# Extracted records
-*-

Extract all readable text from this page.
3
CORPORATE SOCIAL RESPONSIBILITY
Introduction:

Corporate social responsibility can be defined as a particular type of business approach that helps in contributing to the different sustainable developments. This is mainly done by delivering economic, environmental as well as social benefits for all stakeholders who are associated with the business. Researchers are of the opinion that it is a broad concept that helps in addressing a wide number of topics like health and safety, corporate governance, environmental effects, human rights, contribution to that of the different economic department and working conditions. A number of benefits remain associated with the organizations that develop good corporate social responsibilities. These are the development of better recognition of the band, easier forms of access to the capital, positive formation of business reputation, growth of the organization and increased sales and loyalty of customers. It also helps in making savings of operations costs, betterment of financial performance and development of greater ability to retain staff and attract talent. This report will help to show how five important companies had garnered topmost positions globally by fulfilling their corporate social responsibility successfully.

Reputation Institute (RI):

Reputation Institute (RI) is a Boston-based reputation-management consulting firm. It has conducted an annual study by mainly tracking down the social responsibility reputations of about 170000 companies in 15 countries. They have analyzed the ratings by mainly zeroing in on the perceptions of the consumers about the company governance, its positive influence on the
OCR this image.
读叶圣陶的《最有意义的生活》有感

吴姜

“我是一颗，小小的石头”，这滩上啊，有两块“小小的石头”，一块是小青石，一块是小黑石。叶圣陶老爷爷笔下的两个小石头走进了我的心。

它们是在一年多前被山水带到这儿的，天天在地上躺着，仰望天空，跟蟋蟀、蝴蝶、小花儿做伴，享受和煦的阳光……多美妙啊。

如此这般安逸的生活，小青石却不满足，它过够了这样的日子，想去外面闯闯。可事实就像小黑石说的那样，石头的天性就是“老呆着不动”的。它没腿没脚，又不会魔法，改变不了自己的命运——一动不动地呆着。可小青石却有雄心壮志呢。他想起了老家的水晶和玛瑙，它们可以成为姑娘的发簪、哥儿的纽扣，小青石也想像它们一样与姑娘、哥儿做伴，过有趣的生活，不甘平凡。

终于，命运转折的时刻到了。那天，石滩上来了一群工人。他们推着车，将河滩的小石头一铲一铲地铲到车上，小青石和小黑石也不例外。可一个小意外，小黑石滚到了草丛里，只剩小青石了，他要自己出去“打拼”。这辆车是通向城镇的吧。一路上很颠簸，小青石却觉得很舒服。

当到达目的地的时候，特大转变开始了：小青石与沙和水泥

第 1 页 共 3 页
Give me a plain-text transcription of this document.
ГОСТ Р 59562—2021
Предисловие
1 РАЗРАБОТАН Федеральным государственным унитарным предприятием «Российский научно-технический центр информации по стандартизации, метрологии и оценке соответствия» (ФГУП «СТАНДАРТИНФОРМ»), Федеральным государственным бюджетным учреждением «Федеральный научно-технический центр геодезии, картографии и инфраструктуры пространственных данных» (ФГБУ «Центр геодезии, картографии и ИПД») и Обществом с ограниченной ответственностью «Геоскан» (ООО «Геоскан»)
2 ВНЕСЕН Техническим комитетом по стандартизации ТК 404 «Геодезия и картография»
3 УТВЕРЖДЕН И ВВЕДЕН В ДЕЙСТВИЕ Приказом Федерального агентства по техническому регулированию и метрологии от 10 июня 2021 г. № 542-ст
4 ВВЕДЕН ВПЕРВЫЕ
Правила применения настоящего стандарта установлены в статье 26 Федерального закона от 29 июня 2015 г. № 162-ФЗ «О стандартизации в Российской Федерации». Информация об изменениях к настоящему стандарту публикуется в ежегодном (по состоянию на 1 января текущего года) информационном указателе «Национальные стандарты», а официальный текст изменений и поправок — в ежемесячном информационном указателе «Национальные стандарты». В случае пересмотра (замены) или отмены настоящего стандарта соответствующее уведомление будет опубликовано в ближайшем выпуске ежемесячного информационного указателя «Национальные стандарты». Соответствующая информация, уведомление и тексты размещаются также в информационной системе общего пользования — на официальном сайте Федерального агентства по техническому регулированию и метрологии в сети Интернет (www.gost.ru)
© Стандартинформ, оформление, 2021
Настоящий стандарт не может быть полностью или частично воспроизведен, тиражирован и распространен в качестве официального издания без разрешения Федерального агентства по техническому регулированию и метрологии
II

-*-

# WORK REQUIRED
Restate every record exactly, leaving nothing out.

# COMPLETED TASK
Extract all readable text from this page.
3
CORPORATE SOCIAL RESPONSIBILITY
Introduction:

Corporate social responsibility can be defined as a particular type of business approach that helps in contributing to the different sustainable developments. This is mainly done by delivering economic, environmental as well as social benefits for all stakeholders who are associated with the business. Researchers are of the opinion that it is a broad concept that helps in addressing a wide number of topics like health and safety, corporate governance, environmental effects, human rights, contribution to that of the different economic department and working conditions. A number of benefits remain associated with the organizations that develop good corporate social responsibilities. These are the development of better recognition of the band, easier forms of access to the capital, positive formation of business reputation, growth of the organization and increased sales and loyalty of customers. It also helps in making savings of operations costs, betterment of financial performance and development of greater ability to retain staff and attract talent. This report will help to show how five important companies had garnered topmost positions globally by fulfilling their corporate social responsibility successfully.

Reputation Institute (RI):

Reputation Institute (RI) is a Boston-based reputation-management consulting firm. It has conducted an annual study by mainly tracking down the social responsibility reputations of about 170000 companies in 15 countries. They have analyzed the ratings by mainly zeroing in on the perceptions of the consumers about the company governance, its positive influence on the
OCR this image.
读叶圣陶的《最有意义的生活》有感

吴姜

“我是一颗，小小的石头”，这滩上啊，有两块“小小的石头”，一块是小青石，一块是小黑石。叶圣陶老爷爷笔下的两个小石头走进了我的心。

它们是在一年多前被山水带到这儿的，天天在地上躺着，仰望天空，跟蟋蟀、蝴蝶、小花儿做伴，享受和煦的阳光……多美妙啊。

如此这般安逸的生活，小青石却不满足，它过够了这样的日子，想去外面闯闯。可事实就像小黑石说的那样，石头的天性就是“老呆着不动”的。它没腿没脚，又不会魔法，改变不了自己的命运——一动不动地呆着。可小青石却有雄心壮志呢。他想起了老家的水晶和玛瑙，它们可以成为姑娘的发簪、哥儿的纽扣，小青石也想像它们一样与姑娘、哥儿做伴，过有趣的生活，不甘平凡。

终于，命运转折的时刻到了。那天，石滩上来了一群工人。他们推着车，将河滩的小石头一铲一铲地铲到车上，小青石和小黑石也不例外。可一个小意外，小黑石滚到了草丛里，只剩小青石了，他要自己出去“打拼”。这辆车是通向城镇的吧。一路上很颠簸，小青石却觉得很舒服。

当到达目的地的时候，特大转变开始了：小青石与沙和水泥

第 1 页 共 3 页
Give me a plain-text transcription of this document.
ГОСТ Р 59562—2021
Предисловие
1 РАЗРАБОТАН Федеральным государственным унитарным предприятием «Российский научно-технический центр информации по стандартизации, метрологии и оценке соответствия» (ФГУП «СТАНДАРТИНФОРМ»), Федеральным государственным бюджетным учреждением «Федеральный научно-технический центр геодезии, картографии и инфраструктуры пространственных данных» (ФГБУ «Центр геодезии, картографии и ИПД») и Обществом с ограниченной ответственностью «Геоскан» (ООО «Геоскан»)
2 ВНЕСЕН Техническим комитетом по стандартизации ТК 404 «Геодезия и картография»
3 УТВЕРЖДЕН И ВВЕДЕН В ДЕЙСТВИЕ Приказом Федерального агентства по техническому регулированию и метрологии от 10 июня 2021 г. № 542-ст
4 ВВЕДЕН ВПЕРВЫЕ
Правила применения настоящего стандарта установлены в статье 26 Федерального закона от 29 июня 2015 г. № 162-ФЗ «О стандартизации в Российской Федерации». Информация об изменениях к настоящему стандарту публикуется в ежегодном (по состоянию на 1 января текущего года) информационном указателе «Национальные стандарты», а официальный текст изменений и поправок — в ежемесячном информационном указателе «Национальные стандарты». В случае пересмотра (замены) или отмены настоящего стандарта соответствующее уведомление будет опубликовано в ближайшем выпуске ежемесячного информационного указателя «Национальные стандарты». Соответствующая информация, уведомление и тексты размещаются также в информационной системе общего пользования — на официальном сайте Федерального агентства по техническому регулированию и метрологии в сети Интернет (www.gost.ru)
© Стандартинформ, оформление, 2021
Настоящий стандарт не может быть полностью или частично воспроизведен, тиражирован и распространен в качестве официального издания без разрешения Федерального агентства по техническому регулированию и метрологии
II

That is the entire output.